◆ **Written instruction**
Go through the lines below and copy each one that holds the string "from".

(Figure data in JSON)
========

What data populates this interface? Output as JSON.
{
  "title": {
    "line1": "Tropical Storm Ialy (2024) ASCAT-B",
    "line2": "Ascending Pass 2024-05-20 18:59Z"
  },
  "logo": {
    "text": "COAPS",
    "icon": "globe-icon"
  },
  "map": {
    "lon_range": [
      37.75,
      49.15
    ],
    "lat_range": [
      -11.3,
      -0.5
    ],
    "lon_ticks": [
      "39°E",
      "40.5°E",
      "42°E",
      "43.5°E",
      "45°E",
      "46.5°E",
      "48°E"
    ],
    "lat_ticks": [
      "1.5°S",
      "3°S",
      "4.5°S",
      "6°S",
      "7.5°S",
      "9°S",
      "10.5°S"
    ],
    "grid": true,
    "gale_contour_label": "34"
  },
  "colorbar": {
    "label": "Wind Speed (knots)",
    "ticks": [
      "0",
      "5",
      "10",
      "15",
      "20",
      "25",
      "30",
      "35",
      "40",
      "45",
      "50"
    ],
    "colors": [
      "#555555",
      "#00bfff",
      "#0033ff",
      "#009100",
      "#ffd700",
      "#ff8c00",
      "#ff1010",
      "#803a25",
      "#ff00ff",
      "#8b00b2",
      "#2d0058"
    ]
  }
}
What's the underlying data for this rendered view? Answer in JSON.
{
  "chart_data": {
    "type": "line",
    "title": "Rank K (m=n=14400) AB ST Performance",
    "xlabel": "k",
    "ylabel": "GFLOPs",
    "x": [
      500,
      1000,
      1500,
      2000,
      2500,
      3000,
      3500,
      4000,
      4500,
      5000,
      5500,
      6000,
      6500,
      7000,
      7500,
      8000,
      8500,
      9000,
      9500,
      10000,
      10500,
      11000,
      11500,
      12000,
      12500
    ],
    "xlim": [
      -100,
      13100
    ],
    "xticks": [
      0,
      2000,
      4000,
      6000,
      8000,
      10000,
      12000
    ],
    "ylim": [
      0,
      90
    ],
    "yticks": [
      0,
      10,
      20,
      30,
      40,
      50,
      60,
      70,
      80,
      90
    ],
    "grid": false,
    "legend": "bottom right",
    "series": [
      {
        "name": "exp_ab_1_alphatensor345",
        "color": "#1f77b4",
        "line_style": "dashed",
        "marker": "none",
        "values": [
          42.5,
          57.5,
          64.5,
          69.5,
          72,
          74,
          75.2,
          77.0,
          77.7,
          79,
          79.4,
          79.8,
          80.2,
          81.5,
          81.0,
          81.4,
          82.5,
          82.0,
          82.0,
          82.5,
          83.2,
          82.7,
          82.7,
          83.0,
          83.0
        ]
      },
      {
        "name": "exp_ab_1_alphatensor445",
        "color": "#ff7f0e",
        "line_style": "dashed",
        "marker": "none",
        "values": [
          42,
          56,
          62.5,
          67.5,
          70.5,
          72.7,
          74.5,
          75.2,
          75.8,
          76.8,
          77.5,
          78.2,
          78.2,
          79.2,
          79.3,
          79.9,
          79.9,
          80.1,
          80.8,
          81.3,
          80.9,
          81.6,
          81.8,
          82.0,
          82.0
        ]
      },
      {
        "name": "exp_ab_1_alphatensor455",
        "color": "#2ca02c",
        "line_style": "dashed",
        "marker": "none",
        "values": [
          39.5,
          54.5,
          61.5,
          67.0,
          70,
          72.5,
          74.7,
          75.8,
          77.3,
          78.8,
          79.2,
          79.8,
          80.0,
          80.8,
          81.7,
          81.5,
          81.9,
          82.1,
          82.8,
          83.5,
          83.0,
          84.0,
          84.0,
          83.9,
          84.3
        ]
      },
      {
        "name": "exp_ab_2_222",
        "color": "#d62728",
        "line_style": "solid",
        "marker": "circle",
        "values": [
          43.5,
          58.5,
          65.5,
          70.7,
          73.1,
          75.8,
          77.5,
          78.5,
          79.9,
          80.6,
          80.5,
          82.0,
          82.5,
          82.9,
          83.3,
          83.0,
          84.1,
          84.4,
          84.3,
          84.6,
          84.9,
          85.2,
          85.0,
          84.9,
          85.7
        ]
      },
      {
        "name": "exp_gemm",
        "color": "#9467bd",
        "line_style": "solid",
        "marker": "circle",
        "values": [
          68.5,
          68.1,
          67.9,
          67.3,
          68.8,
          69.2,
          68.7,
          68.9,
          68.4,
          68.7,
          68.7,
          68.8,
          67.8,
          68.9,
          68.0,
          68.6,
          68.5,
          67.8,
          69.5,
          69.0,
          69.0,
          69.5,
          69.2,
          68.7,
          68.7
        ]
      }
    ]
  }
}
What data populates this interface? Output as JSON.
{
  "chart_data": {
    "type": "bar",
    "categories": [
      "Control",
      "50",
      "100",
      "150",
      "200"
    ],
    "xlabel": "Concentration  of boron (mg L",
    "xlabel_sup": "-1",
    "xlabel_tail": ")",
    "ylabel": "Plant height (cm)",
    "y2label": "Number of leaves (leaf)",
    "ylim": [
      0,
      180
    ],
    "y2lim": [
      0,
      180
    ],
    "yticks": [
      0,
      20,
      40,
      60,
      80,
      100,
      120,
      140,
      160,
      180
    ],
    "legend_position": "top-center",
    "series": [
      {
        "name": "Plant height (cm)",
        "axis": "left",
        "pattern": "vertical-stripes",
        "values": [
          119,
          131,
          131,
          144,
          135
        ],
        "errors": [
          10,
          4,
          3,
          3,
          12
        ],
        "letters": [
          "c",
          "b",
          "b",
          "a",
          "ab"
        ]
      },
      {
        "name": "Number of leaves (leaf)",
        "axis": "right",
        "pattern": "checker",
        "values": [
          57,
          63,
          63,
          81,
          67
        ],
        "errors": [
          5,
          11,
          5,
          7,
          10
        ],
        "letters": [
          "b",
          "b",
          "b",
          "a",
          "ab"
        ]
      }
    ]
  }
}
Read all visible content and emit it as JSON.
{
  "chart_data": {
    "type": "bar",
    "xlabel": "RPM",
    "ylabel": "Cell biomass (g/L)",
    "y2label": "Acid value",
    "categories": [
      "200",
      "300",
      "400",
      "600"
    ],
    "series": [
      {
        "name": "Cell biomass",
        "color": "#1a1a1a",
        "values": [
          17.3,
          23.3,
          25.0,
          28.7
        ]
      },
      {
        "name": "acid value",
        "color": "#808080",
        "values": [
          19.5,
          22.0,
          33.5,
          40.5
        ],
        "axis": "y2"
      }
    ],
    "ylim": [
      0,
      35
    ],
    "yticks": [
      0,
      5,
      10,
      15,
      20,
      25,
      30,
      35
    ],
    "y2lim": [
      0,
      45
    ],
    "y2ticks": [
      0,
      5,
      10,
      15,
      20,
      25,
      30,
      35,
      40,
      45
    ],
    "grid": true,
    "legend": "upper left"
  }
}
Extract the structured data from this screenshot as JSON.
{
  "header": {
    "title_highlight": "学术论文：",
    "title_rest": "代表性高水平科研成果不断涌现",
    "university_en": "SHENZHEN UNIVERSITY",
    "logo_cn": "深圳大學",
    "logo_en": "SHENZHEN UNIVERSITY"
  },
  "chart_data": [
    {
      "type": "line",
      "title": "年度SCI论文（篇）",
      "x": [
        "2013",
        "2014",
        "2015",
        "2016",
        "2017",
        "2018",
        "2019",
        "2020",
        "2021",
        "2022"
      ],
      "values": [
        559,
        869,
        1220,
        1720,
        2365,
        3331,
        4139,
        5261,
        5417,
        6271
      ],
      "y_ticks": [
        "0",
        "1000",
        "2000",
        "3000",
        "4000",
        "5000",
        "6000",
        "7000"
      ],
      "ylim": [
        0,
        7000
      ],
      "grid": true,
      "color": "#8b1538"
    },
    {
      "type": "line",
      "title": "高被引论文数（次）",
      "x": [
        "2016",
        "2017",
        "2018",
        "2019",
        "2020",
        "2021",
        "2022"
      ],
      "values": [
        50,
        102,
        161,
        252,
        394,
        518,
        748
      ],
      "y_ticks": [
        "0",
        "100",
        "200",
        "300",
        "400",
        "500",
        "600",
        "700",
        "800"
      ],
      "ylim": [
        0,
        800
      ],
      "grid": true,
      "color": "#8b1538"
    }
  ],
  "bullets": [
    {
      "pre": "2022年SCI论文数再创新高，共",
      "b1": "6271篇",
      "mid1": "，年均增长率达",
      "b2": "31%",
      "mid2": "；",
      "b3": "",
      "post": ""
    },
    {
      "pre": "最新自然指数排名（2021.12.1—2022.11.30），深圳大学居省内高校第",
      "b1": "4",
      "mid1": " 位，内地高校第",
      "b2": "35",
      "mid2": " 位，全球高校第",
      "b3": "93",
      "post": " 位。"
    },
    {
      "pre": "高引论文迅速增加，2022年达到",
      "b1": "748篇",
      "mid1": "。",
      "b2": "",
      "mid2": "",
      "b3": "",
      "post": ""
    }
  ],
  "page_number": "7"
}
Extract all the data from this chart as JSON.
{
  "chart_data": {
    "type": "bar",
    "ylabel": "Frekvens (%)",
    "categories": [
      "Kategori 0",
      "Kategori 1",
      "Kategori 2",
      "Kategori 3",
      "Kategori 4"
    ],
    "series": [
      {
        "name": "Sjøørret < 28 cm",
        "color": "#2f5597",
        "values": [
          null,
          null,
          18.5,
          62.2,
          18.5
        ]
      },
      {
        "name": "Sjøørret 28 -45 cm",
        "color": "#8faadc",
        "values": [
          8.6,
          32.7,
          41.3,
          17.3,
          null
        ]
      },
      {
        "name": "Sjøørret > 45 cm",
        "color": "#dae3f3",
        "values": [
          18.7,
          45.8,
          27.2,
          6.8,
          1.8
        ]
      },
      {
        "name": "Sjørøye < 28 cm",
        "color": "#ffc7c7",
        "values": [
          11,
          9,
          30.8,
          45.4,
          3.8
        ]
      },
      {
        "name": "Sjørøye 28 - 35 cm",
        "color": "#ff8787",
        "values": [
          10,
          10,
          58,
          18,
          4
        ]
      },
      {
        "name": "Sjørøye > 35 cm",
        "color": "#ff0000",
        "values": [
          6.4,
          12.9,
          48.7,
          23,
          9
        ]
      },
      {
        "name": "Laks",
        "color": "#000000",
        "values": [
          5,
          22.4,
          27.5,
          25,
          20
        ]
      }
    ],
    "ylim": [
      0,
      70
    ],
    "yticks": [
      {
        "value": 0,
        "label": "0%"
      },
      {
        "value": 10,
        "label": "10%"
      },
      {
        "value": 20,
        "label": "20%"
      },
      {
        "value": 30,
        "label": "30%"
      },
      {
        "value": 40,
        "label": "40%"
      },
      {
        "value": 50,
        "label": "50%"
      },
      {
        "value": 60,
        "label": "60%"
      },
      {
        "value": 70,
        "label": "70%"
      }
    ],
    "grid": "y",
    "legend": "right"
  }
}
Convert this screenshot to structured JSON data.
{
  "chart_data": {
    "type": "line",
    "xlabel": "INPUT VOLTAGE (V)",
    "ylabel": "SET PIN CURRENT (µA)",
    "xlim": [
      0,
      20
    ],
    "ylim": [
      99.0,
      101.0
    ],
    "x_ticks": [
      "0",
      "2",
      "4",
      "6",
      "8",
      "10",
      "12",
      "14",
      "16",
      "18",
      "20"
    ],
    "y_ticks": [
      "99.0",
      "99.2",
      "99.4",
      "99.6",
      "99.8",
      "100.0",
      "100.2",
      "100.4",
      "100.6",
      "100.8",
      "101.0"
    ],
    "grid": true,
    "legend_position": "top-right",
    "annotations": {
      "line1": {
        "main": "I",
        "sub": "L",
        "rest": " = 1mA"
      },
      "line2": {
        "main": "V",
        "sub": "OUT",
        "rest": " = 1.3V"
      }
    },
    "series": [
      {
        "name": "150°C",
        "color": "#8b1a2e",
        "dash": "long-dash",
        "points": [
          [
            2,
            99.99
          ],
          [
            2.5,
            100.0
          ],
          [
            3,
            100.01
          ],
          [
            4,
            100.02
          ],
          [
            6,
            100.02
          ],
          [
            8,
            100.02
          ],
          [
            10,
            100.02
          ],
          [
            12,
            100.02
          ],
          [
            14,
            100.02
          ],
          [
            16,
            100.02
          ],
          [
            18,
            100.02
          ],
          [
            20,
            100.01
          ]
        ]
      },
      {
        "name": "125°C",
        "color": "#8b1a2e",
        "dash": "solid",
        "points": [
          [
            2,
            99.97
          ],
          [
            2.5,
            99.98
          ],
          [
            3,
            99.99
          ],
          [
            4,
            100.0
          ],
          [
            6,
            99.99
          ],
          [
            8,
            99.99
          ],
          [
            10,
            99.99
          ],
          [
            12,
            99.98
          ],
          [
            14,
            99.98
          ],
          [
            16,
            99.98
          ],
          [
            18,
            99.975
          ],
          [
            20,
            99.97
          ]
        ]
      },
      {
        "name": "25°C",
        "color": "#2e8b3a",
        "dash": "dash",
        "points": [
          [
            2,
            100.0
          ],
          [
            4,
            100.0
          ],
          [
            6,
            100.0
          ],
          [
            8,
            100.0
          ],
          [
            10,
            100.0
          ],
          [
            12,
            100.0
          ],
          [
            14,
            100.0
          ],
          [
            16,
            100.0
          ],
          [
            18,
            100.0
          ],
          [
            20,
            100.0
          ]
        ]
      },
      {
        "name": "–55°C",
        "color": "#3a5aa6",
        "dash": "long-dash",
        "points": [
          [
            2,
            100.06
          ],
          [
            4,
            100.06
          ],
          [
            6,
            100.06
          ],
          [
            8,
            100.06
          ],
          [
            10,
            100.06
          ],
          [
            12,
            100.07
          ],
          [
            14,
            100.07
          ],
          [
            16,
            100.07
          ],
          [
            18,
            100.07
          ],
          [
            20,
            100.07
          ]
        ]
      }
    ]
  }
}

========

◆ **Task output**
Extract the structured data from this screenshot as JSON.
Extract all the data from this chart as JSON.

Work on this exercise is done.